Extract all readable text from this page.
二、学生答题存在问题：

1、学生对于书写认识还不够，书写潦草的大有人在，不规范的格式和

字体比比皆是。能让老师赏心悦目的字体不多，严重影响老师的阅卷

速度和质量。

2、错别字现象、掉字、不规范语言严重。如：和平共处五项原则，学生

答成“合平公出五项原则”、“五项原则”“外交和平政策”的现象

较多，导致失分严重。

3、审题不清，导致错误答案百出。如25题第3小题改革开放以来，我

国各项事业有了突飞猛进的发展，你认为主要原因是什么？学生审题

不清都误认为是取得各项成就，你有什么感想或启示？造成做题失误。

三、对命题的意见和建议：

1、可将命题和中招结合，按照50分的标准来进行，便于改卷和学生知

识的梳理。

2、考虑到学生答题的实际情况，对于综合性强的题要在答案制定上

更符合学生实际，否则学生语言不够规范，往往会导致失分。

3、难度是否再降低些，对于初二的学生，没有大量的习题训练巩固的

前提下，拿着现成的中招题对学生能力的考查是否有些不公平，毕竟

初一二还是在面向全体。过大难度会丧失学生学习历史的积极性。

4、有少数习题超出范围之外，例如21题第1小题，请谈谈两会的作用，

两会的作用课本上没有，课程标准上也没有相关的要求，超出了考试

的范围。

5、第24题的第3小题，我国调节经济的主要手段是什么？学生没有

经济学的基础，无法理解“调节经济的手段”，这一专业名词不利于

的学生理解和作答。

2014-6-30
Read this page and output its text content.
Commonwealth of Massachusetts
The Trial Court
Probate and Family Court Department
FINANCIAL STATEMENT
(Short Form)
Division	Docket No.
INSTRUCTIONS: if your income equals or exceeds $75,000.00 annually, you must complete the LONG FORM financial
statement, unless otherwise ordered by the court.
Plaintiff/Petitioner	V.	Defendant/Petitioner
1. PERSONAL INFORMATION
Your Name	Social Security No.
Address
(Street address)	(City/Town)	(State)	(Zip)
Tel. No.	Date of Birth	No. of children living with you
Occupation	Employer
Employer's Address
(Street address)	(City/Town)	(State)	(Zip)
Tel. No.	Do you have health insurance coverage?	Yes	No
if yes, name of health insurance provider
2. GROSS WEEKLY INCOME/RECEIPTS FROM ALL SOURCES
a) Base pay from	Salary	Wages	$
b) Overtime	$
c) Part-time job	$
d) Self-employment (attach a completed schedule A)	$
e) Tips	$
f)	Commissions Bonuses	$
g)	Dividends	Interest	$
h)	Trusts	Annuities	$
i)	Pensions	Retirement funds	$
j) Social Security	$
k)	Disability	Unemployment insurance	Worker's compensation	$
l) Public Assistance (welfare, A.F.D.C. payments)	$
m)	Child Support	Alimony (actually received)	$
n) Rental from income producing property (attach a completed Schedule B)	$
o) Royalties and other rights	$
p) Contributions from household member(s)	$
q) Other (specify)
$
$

● **To do**: Return each line of the listing that holds the string "completed".

● **Task answer**:
d) Self-employment (attach a completed schedule A)	$
n) Rental from income producing property (attach a completed Schedule B)	$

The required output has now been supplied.